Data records
================================

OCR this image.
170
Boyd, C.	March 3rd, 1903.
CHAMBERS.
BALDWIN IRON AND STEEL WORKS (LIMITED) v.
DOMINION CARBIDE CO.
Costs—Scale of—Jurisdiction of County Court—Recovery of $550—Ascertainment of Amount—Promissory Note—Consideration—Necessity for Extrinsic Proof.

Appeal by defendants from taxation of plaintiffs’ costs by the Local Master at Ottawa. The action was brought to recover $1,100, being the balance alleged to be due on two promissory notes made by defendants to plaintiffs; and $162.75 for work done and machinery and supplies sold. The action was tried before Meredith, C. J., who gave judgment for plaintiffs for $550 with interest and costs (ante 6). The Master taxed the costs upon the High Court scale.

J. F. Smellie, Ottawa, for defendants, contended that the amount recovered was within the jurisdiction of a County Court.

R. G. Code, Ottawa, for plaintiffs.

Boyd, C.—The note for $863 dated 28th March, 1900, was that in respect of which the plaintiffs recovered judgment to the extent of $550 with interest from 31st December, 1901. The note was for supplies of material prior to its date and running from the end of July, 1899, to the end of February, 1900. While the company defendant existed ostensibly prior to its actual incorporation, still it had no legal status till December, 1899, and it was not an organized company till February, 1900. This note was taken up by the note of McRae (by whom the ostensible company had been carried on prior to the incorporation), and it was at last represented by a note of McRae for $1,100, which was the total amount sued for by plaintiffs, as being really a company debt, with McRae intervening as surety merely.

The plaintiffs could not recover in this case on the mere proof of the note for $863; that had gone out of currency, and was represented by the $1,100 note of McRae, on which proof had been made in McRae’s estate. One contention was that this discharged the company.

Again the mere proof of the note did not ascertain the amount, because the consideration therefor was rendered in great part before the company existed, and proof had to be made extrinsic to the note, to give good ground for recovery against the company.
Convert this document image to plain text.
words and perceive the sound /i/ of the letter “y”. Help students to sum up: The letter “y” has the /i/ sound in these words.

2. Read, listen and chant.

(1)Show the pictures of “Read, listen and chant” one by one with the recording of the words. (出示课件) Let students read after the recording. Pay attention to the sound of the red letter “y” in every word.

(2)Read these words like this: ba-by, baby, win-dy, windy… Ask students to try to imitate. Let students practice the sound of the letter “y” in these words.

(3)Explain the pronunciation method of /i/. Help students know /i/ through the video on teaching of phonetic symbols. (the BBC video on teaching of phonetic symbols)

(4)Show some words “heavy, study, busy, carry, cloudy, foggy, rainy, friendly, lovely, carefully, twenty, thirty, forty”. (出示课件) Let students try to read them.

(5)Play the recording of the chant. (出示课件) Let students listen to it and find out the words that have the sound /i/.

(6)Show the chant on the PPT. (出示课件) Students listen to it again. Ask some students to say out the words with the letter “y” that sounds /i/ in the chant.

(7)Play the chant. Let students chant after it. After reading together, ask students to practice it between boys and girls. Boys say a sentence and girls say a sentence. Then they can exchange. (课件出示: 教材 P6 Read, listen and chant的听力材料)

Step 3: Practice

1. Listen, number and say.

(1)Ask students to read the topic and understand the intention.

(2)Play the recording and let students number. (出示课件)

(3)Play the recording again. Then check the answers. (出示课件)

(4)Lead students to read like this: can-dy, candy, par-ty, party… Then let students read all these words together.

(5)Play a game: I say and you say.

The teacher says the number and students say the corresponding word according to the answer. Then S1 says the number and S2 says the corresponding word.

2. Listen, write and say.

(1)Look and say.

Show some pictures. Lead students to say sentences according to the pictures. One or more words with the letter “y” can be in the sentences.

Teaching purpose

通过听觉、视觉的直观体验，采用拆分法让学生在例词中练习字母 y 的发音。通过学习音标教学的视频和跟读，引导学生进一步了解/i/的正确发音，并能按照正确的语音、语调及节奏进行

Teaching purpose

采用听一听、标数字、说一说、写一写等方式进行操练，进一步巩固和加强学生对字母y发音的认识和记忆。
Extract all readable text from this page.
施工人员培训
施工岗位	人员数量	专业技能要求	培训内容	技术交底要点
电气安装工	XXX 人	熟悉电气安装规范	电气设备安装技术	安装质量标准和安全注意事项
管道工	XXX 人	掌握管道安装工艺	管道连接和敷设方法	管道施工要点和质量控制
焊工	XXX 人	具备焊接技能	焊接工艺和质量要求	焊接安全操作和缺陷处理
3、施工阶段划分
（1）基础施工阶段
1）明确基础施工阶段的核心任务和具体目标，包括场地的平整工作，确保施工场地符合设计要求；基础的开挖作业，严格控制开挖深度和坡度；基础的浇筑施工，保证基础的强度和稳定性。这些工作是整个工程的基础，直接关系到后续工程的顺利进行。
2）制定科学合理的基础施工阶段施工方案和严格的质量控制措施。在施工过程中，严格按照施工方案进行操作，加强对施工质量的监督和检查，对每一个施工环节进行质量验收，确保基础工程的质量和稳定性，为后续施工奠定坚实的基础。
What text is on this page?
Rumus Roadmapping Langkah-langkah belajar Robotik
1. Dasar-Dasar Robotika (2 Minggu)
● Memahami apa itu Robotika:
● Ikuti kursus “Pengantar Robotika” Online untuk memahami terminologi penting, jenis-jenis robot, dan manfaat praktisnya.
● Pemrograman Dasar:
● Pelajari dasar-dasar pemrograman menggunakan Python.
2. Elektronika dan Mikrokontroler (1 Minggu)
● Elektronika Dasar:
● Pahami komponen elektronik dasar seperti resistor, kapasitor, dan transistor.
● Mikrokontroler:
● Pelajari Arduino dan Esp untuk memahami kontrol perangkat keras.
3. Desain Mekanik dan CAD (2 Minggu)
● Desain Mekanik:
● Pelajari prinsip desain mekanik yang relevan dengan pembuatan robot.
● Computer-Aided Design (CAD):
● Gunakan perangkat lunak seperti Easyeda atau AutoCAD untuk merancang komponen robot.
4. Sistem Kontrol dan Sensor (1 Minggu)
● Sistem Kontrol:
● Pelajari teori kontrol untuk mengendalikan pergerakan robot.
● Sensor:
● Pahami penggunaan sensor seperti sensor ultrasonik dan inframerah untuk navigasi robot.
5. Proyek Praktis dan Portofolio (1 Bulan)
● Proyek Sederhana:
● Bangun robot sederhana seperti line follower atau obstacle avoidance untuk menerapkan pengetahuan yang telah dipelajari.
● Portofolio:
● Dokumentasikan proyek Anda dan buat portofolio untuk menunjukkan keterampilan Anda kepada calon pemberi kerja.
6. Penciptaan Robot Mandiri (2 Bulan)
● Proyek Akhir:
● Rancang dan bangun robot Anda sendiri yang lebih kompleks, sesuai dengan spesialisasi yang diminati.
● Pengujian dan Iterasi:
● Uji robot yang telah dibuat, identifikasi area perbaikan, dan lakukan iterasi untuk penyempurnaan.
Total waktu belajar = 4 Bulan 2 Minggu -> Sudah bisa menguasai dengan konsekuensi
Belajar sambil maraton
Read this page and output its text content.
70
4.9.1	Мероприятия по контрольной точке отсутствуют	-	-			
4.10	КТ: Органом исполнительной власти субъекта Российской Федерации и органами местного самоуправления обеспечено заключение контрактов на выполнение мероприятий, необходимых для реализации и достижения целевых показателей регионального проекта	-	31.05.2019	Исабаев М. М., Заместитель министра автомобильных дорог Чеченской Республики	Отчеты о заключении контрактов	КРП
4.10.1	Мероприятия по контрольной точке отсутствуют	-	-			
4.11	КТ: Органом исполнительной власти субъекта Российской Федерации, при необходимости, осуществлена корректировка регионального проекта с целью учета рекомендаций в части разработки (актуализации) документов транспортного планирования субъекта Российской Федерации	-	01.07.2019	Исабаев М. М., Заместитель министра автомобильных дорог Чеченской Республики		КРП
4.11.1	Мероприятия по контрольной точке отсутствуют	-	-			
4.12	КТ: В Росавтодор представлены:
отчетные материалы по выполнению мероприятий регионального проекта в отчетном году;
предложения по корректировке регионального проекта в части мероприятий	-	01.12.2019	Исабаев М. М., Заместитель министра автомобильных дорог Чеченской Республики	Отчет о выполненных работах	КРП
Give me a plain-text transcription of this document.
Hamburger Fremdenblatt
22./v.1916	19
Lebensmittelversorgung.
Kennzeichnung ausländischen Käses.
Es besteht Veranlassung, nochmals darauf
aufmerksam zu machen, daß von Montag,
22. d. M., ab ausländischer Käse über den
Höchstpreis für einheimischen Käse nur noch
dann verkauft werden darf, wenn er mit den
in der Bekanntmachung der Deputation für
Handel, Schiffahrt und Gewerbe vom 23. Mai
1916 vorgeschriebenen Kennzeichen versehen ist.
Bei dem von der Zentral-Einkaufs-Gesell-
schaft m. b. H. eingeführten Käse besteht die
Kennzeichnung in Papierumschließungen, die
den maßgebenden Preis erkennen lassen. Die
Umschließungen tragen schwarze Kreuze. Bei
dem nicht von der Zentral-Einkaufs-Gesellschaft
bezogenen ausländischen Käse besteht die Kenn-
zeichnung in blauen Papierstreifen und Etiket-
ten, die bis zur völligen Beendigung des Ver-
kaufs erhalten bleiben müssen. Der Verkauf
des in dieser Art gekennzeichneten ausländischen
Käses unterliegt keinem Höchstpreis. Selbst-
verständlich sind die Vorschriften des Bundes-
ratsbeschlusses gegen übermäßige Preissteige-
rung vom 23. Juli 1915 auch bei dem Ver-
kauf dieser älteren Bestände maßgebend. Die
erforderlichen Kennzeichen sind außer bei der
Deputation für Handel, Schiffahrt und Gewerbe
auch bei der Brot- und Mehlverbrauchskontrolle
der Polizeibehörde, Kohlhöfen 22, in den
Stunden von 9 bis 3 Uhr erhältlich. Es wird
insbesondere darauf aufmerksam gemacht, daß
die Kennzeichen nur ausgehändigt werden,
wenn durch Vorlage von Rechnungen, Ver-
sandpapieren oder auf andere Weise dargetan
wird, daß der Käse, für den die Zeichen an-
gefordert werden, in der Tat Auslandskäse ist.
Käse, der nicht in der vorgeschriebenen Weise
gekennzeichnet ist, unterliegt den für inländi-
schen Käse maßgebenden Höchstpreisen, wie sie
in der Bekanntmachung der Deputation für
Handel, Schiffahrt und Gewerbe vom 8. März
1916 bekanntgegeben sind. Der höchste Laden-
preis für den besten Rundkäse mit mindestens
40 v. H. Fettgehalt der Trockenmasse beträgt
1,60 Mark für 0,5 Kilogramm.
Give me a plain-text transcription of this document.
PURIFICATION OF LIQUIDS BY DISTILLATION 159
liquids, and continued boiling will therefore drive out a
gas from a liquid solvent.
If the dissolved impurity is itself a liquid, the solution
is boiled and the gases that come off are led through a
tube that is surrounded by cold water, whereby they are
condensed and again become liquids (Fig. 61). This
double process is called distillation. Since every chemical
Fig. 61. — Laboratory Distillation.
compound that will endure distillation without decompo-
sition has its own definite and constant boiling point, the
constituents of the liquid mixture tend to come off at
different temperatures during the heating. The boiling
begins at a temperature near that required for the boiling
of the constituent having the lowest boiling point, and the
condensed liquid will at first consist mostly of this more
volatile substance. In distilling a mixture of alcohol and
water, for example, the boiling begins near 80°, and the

================================

# [Stated problem]
Pull out all lines in the data above that include "точке".

# [Solution to the problem]
4.9.1	Мероприятия по контрольной точке отсутствуют	-	-			
4.10.1	Мероприятия по контрольной точке отсутствуют	-	-			
4.11.1	Мероприятия по контрольной точке отсутствуют	-	-			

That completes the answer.